### Data lines
===============
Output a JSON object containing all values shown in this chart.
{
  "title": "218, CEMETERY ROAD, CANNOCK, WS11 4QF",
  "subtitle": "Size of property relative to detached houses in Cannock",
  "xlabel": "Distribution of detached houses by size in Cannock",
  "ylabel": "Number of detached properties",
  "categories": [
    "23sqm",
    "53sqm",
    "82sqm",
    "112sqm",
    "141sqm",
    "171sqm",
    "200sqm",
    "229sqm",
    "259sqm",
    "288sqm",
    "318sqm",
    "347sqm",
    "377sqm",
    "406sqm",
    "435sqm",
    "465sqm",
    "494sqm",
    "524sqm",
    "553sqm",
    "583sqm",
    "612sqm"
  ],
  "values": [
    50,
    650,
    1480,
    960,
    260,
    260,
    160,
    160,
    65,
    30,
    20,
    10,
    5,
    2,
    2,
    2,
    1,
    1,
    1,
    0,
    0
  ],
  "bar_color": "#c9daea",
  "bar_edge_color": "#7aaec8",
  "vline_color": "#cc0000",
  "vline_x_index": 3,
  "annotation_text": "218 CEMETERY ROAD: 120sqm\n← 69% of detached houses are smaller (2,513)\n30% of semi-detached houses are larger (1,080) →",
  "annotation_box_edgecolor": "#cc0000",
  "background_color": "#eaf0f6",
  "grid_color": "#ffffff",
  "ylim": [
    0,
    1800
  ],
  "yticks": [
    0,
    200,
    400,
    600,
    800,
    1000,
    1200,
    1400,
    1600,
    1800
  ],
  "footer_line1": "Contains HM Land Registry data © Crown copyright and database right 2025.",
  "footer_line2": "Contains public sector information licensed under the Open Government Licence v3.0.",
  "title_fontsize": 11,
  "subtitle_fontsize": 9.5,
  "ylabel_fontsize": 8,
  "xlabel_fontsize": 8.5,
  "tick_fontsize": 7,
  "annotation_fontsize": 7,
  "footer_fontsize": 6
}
===============
### Challenge
Output the listing above word for word.

### Output of the exercise
Output a JSON object containing all values shown in this chart.
{
  "title": "218, CEMETERY ROAD, CANNOCK, WS11 4QF",
  "subtitle": "Size of property relative to detached houses in Cannock",
  "xlabel": "Distribution of detached houses by size in Cannock",
  "ylabel": "Number of detached properties",
  "categories": [
    "23sqm",
    "53sqm",
    "82sqm",
    "112sqm",
    "141sqm",
    "171sqm",
    "200sqm",
    "229sqm",
    "259sqm",
    "288sqm",
    "318sqm",
    "347sqm",
    "377sqm",
    "406sqm",
    "435sqm",
    "465sqm",
    "494sqm",
    "524sqm",
    "553sqm",
    "583sqm",
    "612sqm"
  ],
  "values": [
    50,
    650,
    1480,
    960,
    260,
    260,
    160,
    160,
    65,
    30,
    20,
    10,
    5,
    2,
    2,
    2,
    1,
    1,
    1,
    0,
    0
  ],
  "bar_color": "#c9daea",
  "bar_edge_color": "#7aaec8",
  "vline_color": "#cc0000",
  "vline_x_index": 3,
  "annotation_text": "218 CEMETERY ROAD: 120sqm\n← 69% of detached houses are smaller (2,513)\n30% of semi-detached houses are larger (1,080) →",
  "annotation_box_edgecolor": "#cc0000",
  "background_color": "#eaf0f6",
  "grid_color": "#ffffff",
  "ylim": [
    0,
    1800
  ],
  "yticks": [
    0,
    200,
    400,
    600,
    800,
    1000,
    1200,
    1400,
    1600,
    1800
  ],
  "footer_line1": "Contains HM Land Registry data © Crown copyright and database right 2025.",
  "footer_line2": "Contains public sector information licensed under the Open Government Licence v3.0.",
  "title_fontsize": 11,
  "subtitle_fontsize": 9.5,
  "ylabel_fontsize": 8,
  "xlabel_fontsize": 8.5,
  "tick_fontsize": 7,
  "annotation_fontsize": 7,
  "footer_fontsize": 6
}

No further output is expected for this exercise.